■ TASK INPUTS
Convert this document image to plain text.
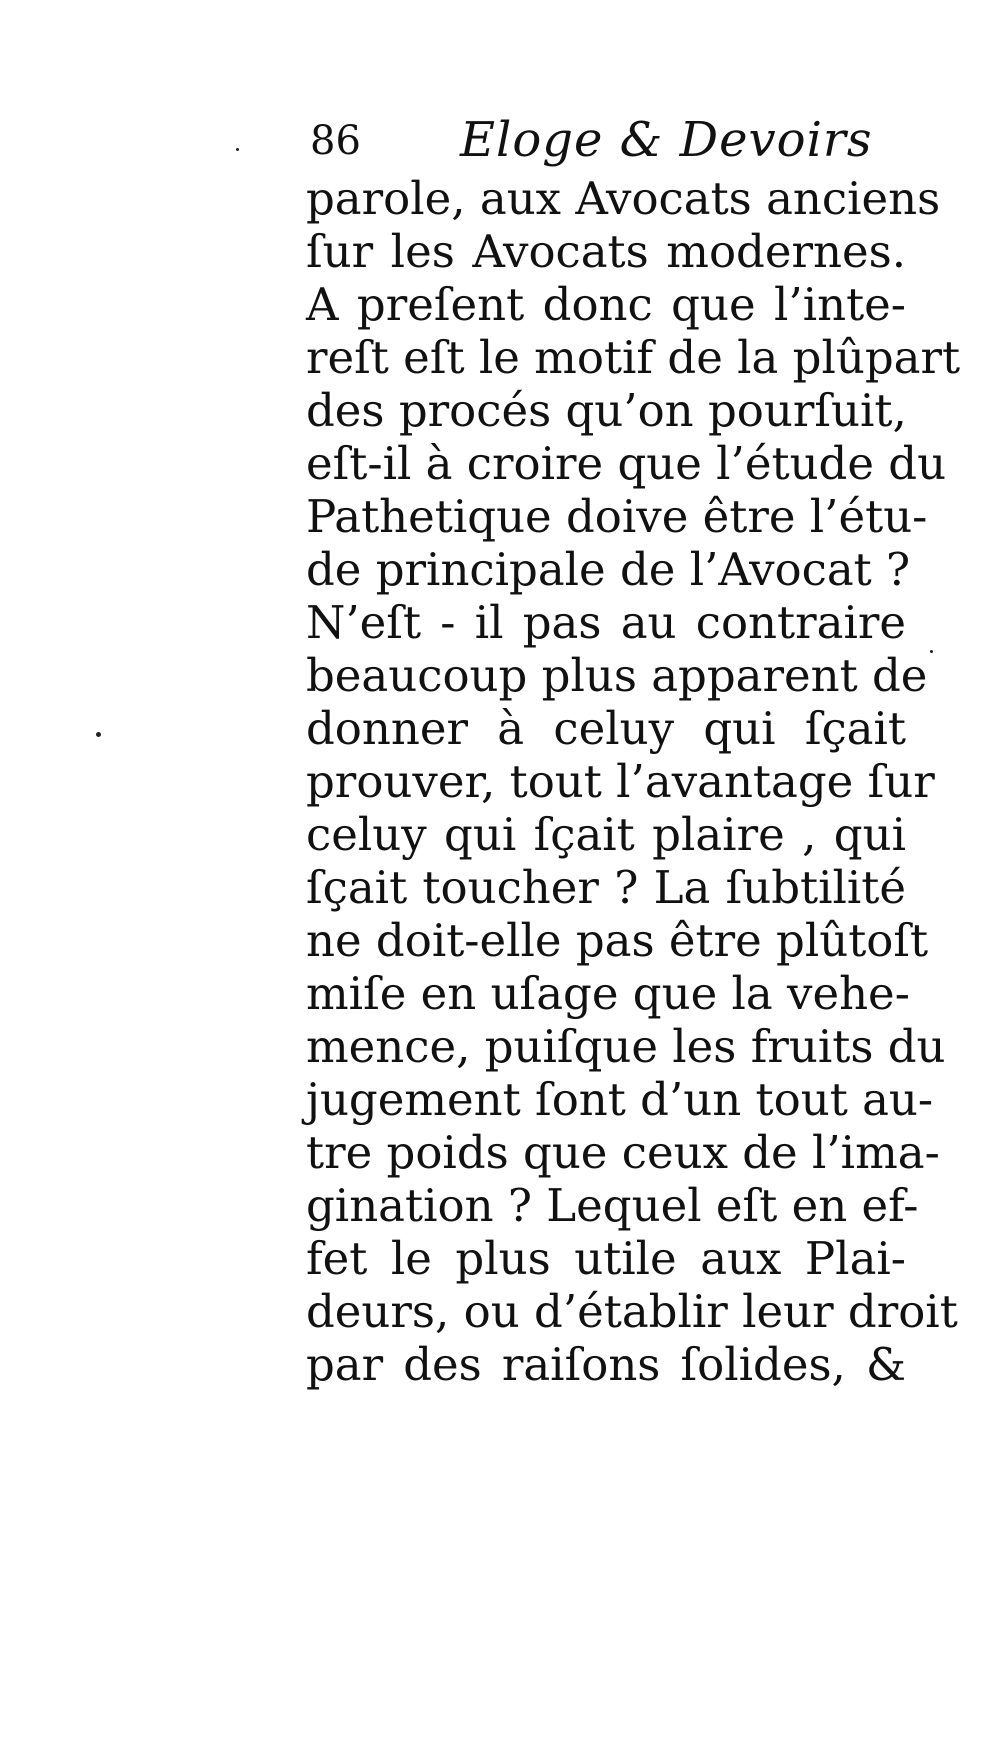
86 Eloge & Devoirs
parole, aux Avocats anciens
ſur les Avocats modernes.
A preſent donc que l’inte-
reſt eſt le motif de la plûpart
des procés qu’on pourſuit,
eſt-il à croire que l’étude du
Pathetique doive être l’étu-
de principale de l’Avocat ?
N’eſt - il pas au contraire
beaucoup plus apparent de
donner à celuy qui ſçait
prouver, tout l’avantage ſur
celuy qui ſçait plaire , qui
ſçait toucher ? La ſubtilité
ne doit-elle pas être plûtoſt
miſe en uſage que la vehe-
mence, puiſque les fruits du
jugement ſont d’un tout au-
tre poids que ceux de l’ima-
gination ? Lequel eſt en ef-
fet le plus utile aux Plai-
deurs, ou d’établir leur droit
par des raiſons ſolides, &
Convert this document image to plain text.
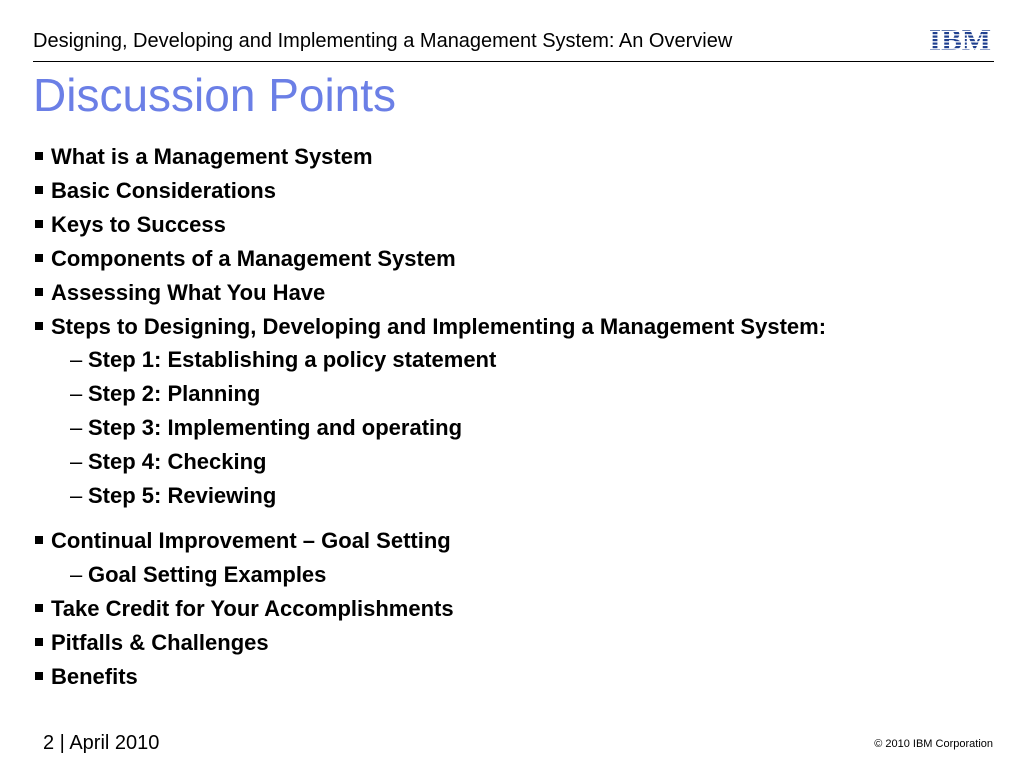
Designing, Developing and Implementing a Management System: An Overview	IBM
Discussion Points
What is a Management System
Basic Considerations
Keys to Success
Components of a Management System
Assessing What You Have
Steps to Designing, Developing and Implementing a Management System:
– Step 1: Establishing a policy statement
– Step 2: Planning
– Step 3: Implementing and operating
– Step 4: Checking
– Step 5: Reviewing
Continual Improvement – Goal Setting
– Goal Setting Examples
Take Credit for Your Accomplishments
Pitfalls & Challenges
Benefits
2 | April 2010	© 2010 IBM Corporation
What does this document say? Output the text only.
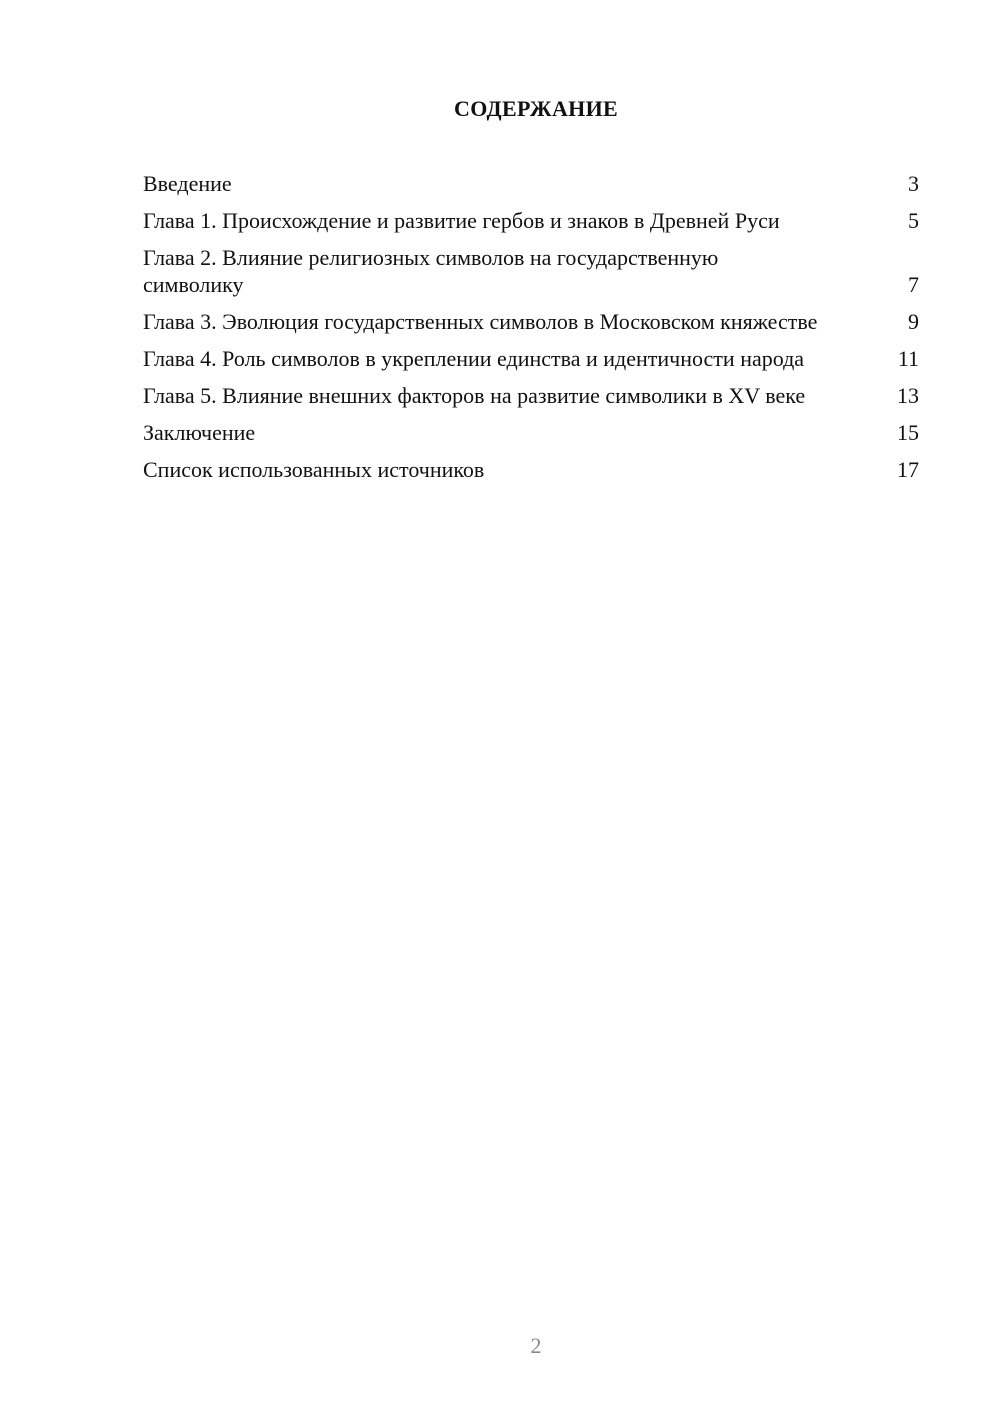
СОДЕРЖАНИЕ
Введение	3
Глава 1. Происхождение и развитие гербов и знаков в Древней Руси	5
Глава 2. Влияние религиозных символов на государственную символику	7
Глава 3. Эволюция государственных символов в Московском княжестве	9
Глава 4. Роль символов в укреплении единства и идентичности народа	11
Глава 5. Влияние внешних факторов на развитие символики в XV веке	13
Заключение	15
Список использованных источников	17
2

■ PROBLEM DESCRIPTION
Without the pictures, return all the records precisely as they stand.

■ PROBLEM SOLUTION
Convert this document image to plain text.
86 Eloge & Devoirs
parole, aux Avocats anciens
ſur les Avocats modernes.
A preſent donc que l’inte-
reſt eſt le motif de la plûpart
des procés qu’on pourſuit,
eſt-il à croire que l’étude du
Pathetique doive être l’étu-
de principale de l’Avocat ?
N’eſt - il pas au contraire
beaucoup plus apparent de
donner à celuy qui ſçait
prouver, tout l’avantage ſur
celuy qui ſçait plaire , qui
ſçait toucher ? La ſubtilité
ne doit-elle pas être plûtoſt
miſe en uſage que la vehe-
mence, puiſque les fruits du
jugement ſont d’un tout au-
tre poids que ceux de l’ima-
gination ? Lequel eſt en ef-
fet le plus utile aux Plai-
deurs, ou d’établir leur droit
par des raiſons ſolides, &
Convert this document image to plain text.
Designing, Developing and Implementing a Management System: An Overview	IBM
Discussion Points
What is a Management System
Basic Considerations
Keys to Success
Components of a Management System
Assessing What You Have
Steps to Designing, Developing and Implementing a Management System:
– Step 1: Establishing a policy statement
– Step 2: Planning
– Step 3: Implementing and operating
– Step 4: Checking
– Step 5: Reviewing
Continual Improvement – Goal Setting
– Goal Setting Examples
Take Credit for Your Accomplishments
Pitfalls & Challenges
Benefits
2 | April 2010	© 2010 IBM Corporation
What does this document say? Output the text only.
СОДЕРЖАНИЕ
Введение	3
Глава 1. Происхождение и развитие гербов и знаков в Древней Руси	5
Глава 2. Влияние религиозных символов на государственную символику	7
Глава 3. Эволюция государственных символов в Московском княжестве	9
Глава 4. Роль символов в укреплении единства и идентичности народа	11
Глава 5. Влияние внешних факторов на развитие символики в XV веке	13
Заключение	15
Список использованных источников	17
2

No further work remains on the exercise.